── Input records ──
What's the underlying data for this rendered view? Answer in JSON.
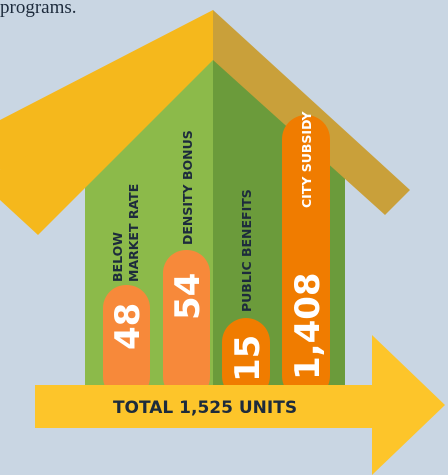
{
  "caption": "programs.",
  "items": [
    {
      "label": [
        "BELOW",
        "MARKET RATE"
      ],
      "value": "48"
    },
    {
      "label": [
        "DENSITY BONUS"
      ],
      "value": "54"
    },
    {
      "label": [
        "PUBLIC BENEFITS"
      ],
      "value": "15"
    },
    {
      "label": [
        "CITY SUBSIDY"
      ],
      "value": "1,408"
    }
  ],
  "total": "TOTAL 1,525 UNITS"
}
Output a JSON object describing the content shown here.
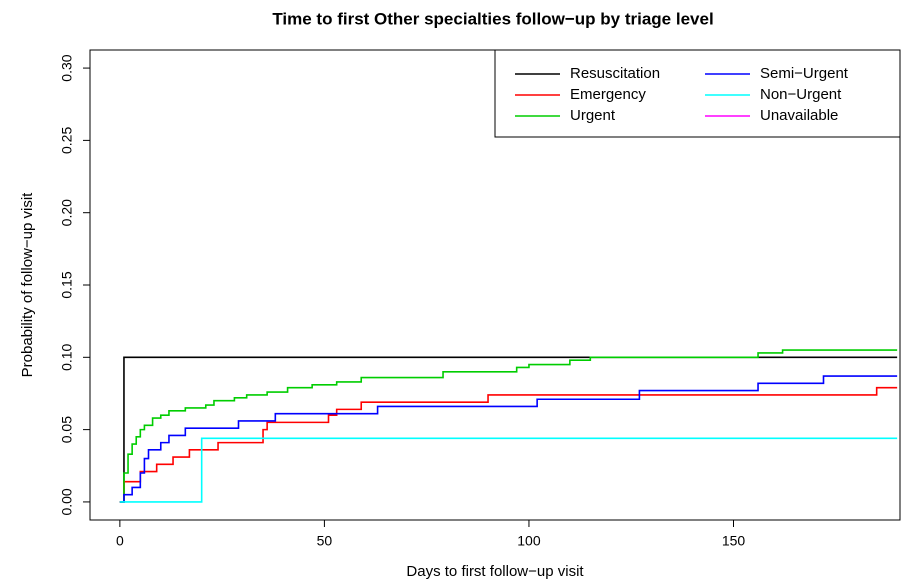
───
── Input records ──
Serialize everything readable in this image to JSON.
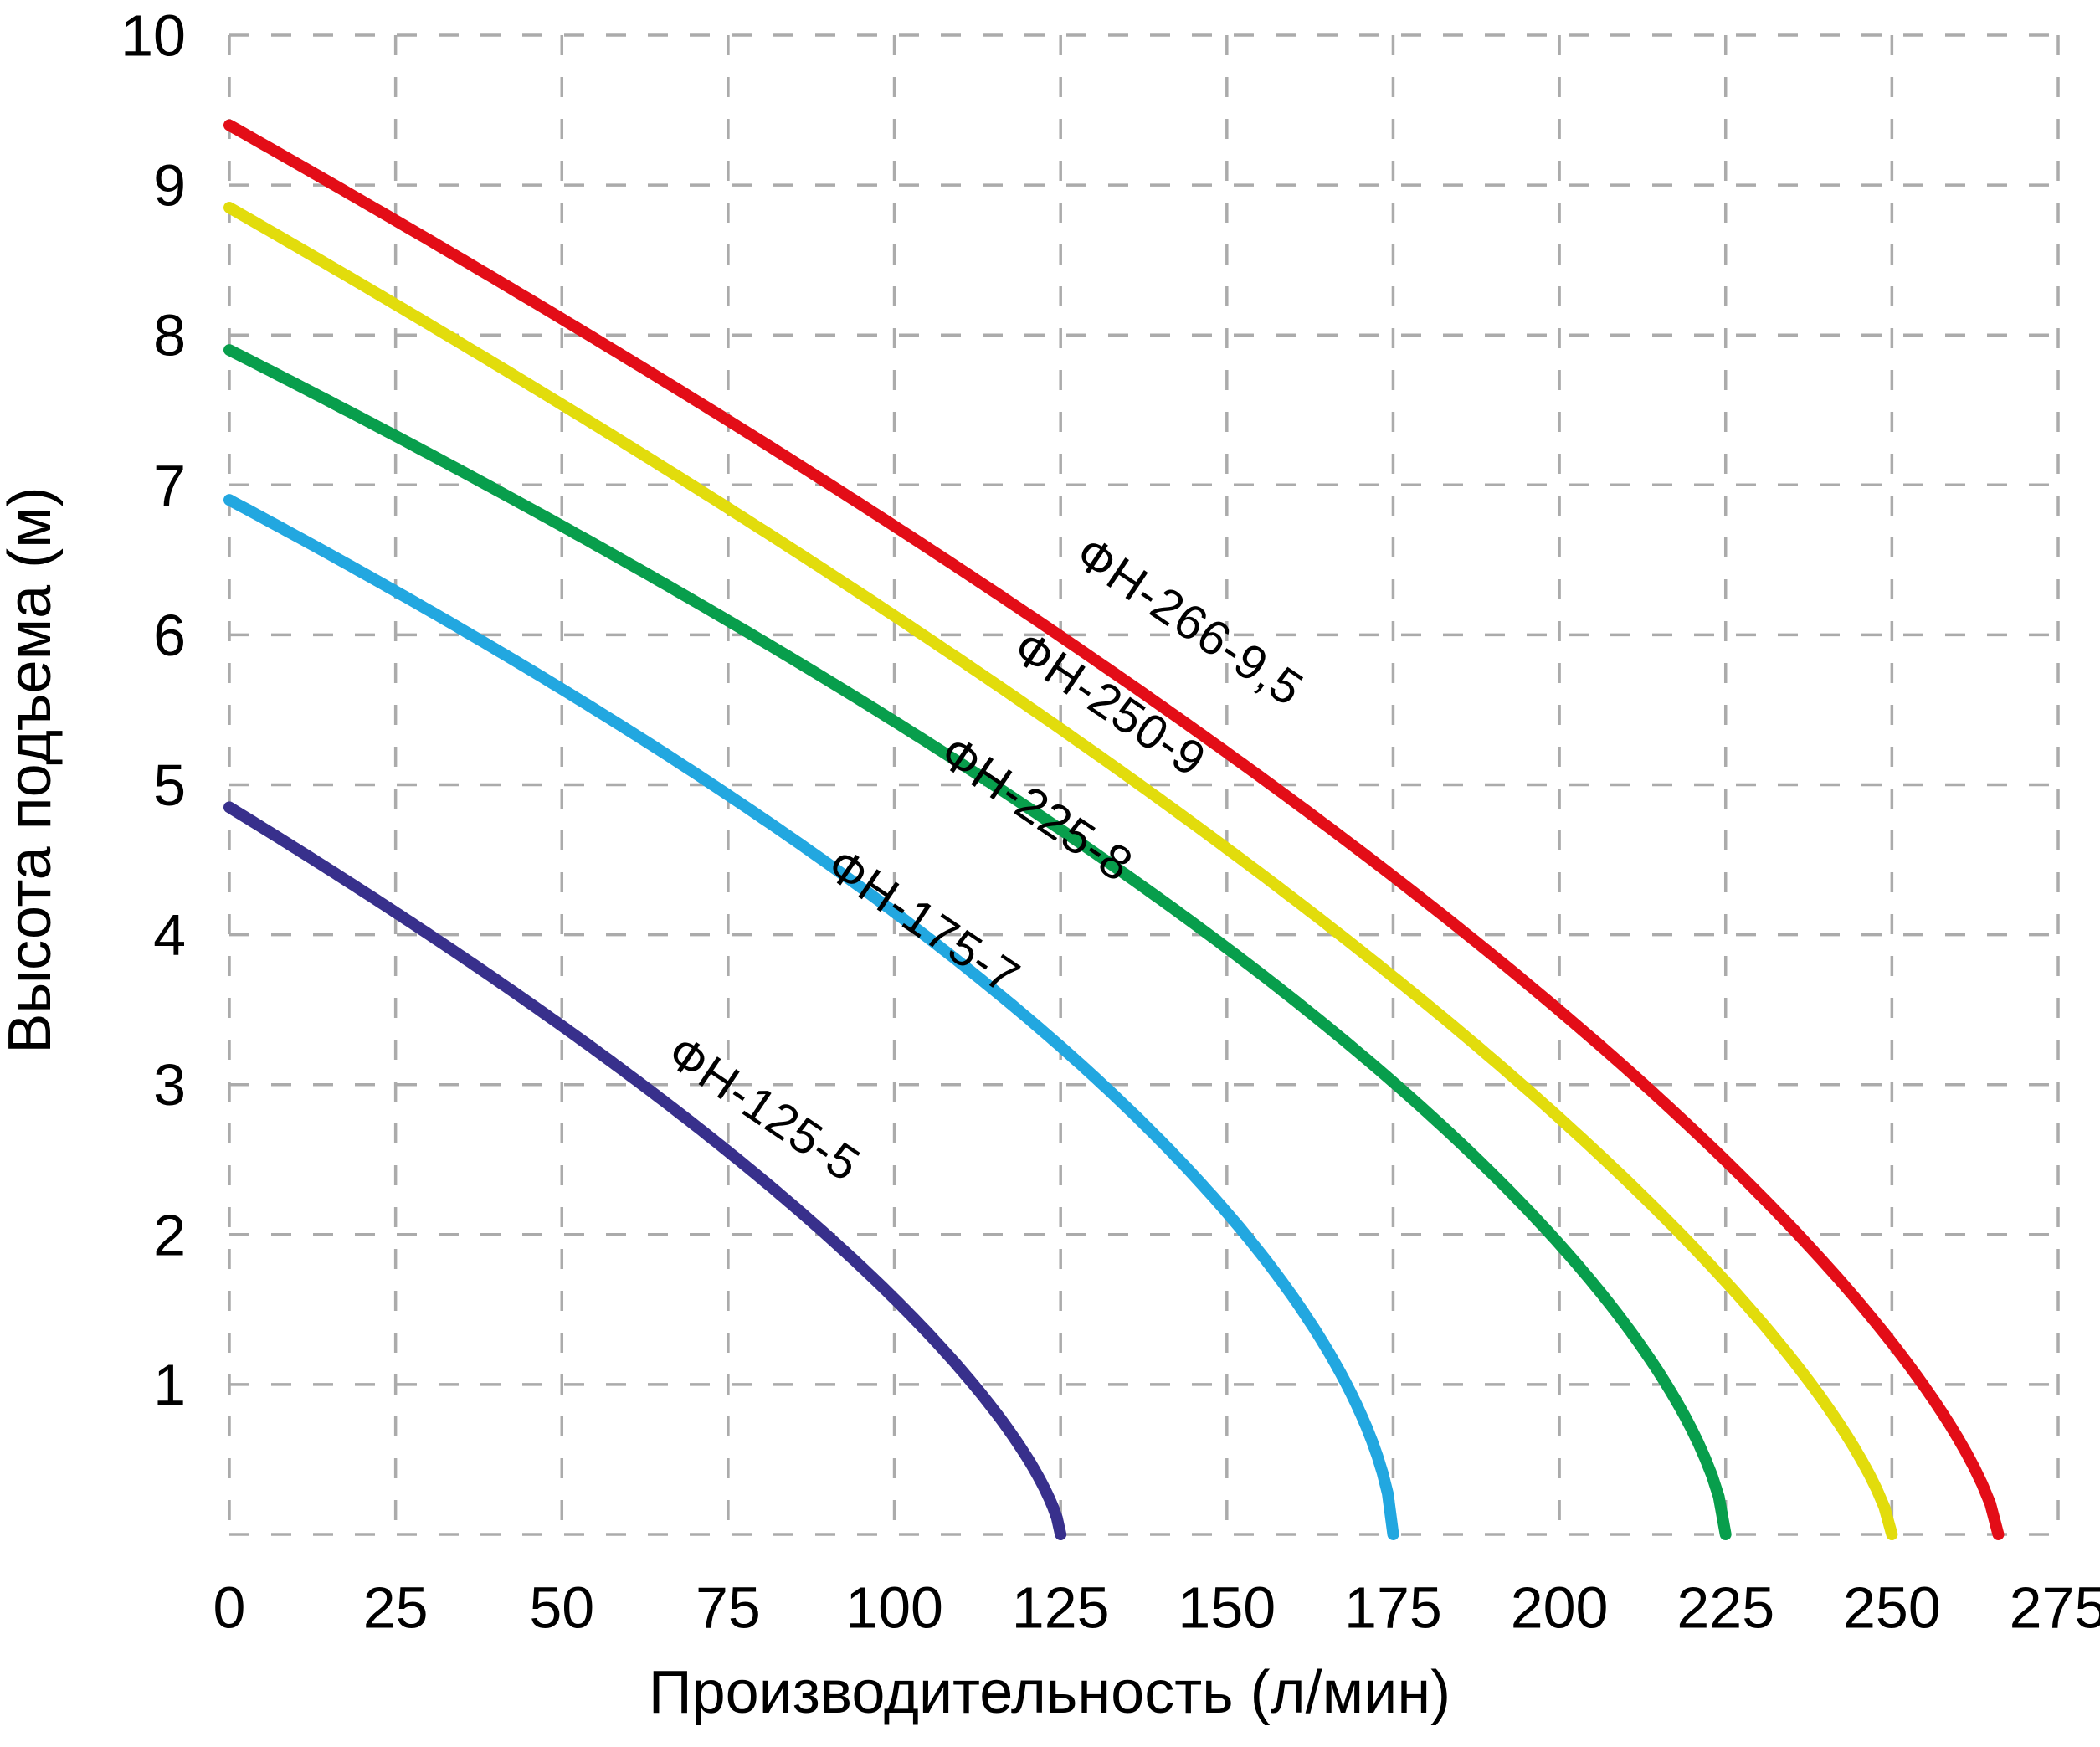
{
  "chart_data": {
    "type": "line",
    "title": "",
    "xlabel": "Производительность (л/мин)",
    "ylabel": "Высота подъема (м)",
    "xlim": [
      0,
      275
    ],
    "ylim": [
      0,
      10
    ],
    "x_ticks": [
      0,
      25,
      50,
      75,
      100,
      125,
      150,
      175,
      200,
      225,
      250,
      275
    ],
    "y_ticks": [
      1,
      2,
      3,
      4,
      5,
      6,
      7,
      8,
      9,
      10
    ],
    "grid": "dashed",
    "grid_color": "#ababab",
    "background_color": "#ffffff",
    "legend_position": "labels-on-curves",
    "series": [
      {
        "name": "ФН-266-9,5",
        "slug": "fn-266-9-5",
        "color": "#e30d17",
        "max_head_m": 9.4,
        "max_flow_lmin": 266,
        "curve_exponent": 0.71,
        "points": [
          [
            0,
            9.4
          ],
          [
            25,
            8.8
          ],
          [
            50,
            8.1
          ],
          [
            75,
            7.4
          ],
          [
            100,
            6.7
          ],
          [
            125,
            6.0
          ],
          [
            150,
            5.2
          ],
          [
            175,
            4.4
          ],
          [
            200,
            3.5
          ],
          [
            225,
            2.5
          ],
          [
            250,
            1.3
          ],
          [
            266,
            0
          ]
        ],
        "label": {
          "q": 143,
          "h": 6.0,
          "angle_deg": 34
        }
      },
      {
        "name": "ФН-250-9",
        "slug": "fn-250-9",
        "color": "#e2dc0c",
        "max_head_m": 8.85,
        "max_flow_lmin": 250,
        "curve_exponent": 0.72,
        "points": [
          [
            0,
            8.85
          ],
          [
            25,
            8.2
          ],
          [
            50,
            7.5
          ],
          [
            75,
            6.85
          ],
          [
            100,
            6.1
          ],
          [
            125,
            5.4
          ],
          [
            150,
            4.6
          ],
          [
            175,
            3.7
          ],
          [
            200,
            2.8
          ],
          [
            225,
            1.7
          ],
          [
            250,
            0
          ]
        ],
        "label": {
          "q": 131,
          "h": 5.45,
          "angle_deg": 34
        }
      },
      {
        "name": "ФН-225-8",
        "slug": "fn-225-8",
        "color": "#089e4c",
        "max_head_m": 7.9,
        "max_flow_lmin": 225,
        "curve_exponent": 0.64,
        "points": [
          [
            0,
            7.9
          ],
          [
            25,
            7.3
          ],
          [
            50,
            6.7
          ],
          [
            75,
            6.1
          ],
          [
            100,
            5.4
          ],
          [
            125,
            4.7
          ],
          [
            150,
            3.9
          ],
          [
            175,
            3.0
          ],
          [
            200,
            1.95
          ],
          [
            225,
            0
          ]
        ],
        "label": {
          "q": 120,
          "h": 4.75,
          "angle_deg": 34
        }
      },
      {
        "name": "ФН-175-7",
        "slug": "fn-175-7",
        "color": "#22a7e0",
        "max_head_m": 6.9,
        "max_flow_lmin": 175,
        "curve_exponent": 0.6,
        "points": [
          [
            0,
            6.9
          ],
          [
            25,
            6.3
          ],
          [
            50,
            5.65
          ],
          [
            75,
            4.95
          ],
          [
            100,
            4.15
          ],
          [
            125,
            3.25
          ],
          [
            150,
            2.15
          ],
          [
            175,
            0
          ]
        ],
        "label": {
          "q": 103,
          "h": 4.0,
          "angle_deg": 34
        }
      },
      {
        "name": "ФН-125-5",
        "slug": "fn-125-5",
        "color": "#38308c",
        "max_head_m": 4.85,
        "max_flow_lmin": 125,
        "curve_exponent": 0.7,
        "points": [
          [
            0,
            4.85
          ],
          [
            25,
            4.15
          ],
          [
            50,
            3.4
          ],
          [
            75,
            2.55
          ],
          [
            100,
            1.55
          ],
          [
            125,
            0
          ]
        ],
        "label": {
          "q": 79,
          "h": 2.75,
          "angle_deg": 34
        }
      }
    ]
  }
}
───
◆ **Set problem**: Above are some records. Reproduce the lines from the one with "What's the underlying" down to the one with "Output a JSON", keeping both, and leave every picture out.

◆ **Exercise output**:
What's the underlying data for this rendered view? Answer in JSON.
{
  "caption": "programs.",
  "items": [
    {
      "label": [
        "BELOW",
        "MARKET RATE"
      ],
      "value": "48"
    },
    {
      "label": [
        "DENSITY BONUS"
      ],
      "value": "54"
    },
    {
      "label": [
        "PUBLIC BENEFITS"
      ],
      "value": "15"
    },
    {
      "label": [
        "CITY SUBSIDY"
      ],
      "value": "1,408"
    }
  ],
  "total": "TOTAL 1,525 UNITS"
}
Output a JSON object describing the content shown here.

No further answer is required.